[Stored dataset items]
** begin **
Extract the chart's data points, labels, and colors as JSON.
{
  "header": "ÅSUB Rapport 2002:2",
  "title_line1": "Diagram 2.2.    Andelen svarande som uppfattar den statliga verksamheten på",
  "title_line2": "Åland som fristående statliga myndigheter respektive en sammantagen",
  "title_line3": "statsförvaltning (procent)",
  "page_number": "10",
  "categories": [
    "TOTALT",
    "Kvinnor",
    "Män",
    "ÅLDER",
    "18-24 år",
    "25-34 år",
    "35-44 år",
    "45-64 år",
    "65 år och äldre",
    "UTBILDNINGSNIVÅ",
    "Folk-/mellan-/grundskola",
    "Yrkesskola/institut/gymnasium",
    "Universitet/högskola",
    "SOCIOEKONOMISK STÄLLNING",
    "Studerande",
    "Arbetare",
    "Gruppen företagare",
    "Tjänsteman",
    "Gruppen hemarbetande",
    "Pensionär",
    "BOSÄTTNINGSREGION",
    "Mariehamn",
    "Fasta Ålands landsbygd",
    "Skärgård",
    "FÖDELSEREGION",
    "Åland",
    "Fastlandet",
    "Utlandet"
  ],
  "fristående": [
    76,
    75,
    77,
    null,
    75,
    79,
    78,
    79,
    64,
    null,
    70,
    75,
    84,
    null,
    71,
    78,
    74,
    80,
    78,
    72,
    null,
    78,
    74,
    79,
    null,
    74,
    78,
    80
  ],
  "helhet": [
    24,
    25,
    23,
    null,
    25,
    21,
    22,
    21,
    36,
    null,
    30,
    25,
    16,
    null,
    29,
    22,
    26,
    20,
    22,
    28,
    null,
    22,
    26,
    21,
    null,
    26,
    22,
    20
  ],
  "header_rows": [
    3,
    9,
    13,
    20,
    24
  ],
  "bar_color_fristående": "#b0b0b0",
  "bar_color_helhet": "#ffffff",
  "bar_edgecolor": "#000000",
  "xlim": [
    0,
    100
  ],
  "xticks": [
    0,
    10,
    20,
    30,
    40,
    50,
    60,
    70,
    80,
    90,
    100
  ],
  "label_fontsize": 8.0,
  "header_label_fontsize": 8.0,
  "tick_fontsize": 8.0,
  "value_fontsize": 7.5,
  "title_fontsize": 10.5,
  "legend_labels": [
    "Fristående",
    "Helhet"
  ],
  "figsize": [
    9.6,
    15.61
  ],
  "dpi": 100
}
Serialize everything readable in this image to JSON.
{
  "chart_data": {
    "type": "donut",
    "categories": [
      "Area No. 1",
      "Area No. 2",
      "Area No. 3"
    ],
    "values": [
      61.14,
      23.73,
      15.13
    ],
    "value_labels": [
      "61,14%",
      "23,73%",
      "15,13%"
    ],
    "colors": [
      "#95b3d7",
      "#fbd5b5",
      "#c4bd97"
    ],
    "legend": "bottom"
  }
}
** end **
[What to produce] Give exactly the lines from the one with "Serialize everything readable" to the end of the entries, nothing before them.

[Reply to the exercise]
Serialize everything readable in this image to JSON.
{
  "chart_data": {
    "type": "donut",
    "categories": [
      "Area No. 1",
      "Area No. 2",
      "Area No. 3"
    ],
    "values": [
      61.14,
      23.73,
      15.13
    ],
    "value_labels": [
      "61,14%",
      "23,73%",
      "15,13%"
    ],
    "colors": [
      "#95b3d7",
      "#fbd5b5",
      "#c4bd97"
    ],
    "legend": "bottom"
  }
}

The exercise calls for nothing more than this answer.